◆ DIRECTIVE ◆
Which lines of the records contain "chevron"? Collect every one of them.

◆ INPUT FOR THIS TASK ◆

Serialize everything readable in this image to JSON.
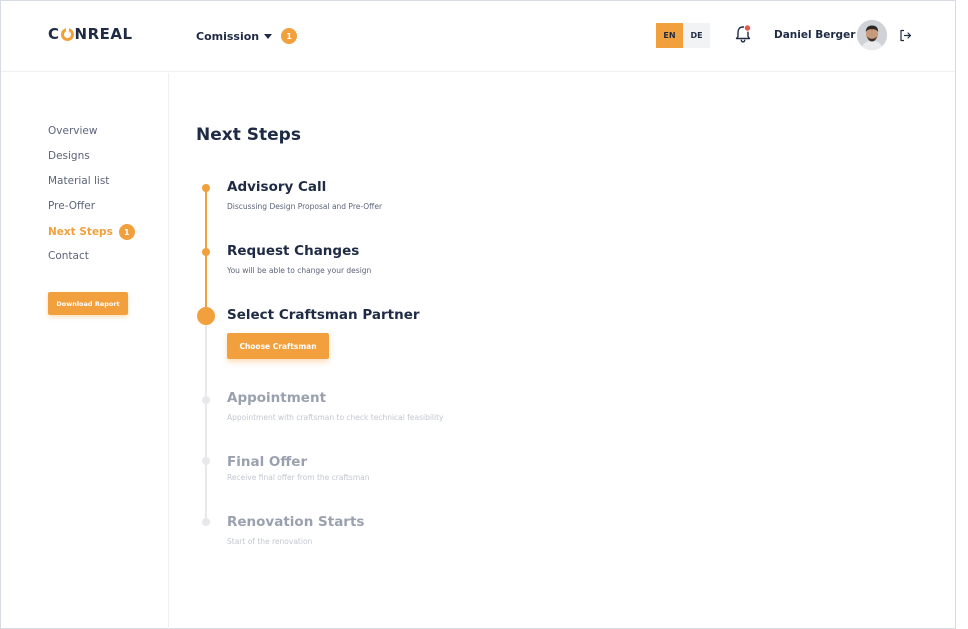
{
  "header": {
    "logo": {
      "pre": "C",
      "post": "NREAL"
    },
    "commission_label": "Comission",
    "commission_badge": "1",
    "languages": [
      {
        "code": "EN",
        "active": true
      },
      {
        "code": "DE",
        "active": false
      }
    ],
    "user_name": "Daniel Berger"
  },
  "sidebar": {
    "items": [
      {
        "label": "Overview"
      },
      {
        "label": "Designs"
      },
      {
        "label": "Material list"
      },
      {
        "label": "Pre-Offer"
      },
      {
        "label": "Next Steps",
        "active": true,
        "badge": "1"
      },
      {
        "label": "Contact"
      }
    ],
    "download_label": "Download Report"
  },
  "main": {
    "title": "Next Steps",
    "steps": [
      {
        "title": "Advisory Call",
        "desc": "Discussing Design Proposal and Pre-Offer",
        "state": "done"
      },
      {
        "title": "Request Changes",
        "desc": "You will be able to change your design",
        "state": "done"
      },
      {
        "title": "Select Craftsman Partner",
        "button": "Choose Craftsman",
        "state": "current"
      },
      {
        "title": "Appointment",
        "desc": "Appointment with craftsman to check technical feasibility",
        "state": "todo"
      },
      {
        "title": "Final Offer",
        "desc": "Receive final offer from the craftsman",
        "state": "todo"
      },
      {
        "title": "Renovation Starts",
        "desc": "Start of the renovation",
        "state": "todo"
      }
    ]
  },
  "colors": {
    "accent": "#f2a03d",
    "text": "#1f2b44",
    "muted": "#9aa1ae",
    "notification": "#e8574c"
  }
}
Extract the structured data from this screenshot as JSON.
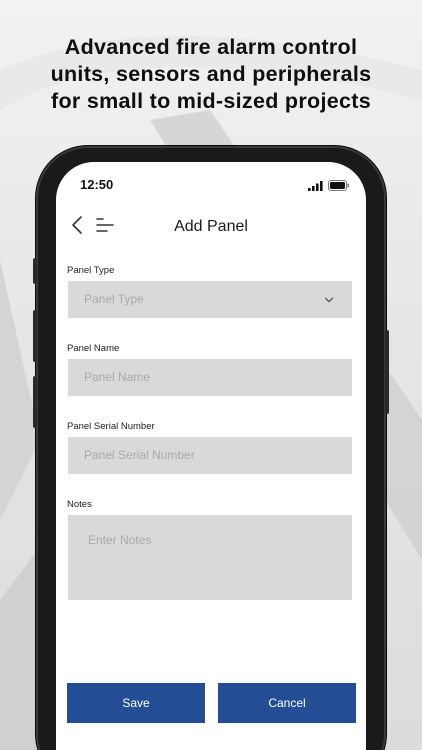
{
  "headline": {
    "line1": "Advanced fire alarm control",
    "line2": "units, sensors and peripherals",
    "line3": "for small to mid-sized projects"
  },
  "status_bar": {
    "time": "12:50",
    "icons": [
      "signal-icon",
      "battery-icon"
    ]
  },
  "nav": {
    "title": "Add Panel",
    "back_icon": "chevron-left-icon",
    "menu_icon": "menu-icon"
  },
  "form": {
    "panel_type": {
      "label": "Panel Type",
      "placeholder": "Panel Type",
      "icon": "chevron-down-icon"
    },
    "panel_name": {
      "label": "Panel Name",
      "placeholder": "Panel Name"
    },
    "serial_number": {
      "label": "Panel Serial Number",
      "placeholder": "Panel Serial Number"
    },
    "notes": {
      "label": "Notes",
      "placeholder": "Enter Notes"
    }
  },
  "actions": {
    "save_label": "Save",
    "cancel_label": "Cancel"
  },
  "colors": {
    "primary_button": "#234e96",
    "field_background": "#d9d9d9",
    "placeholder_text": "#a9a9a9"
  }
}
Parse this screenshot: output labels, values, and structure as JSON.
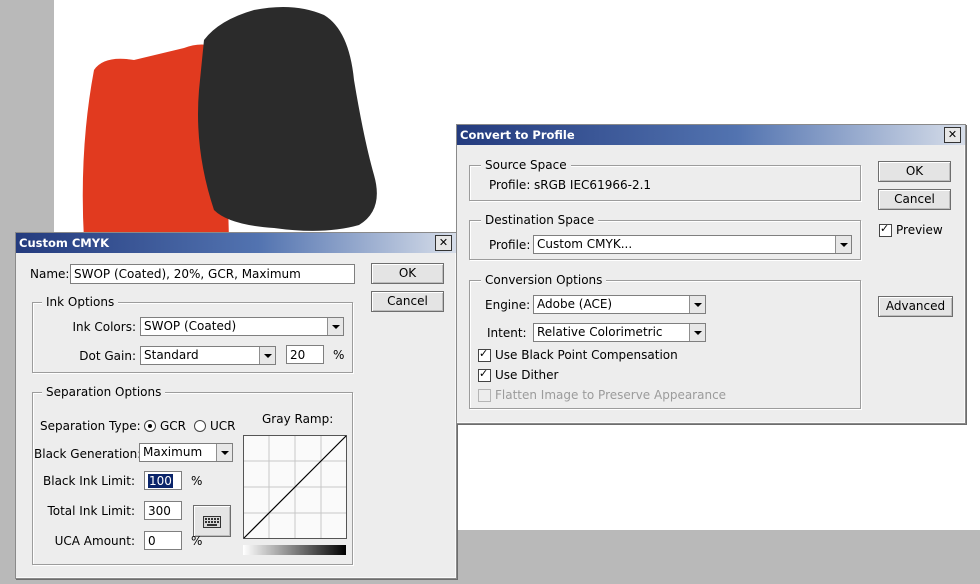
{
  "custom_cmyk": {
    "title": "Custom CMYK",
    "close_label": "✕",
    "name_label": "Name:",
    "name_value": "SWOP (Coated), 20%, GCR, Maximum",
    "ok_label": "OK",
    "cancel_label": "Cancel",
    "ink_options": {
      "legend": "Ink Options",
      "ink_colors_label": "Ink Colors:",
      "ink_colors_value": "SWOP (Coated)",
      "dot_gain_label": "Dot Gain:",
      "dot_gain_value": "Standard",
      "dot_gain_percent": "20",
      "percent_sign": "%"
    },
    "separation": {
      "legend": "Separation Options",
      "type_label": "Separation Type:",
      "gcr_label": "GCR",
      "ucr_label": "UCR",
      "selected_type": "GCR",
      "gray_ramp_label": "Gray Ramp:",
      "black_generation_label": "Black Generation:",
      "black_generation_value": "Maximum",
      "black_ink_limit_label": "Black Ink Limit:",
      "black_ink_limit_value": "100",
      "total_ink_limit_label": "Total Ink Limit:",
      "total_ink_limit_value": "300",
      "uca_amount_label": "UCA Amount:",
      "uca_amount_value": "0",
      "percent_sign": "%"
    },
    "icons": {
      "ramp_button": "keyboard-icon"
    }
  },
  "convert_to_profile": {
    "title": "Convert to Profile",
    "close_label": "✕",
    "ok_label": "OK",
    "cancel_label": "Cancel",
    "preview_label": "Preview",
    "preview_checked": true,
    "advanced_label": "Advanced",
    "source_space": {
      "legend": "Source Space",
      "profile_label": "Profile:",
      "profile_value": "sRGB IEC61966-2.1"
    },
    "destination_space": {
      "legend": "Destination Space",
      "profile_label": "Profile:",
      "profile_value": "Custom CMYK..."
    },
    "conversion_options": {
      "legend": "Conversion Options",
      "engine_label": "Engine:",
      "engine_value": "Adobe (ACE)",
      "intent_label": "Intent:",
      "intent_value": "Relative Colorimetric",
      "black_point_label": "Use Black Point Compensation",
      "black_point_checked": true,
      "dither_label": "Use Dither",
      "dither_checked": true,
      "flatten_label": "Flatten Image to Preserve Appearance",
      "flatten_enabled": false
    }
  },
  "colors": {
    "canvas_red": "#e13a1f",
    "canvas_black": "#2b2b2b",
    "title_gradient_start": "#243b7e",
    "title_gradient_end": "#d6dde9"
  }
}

◆ TASK RESULT ◆
    "back_icon": "chevron-left-icon",
      "icon": "chevron-down-icon"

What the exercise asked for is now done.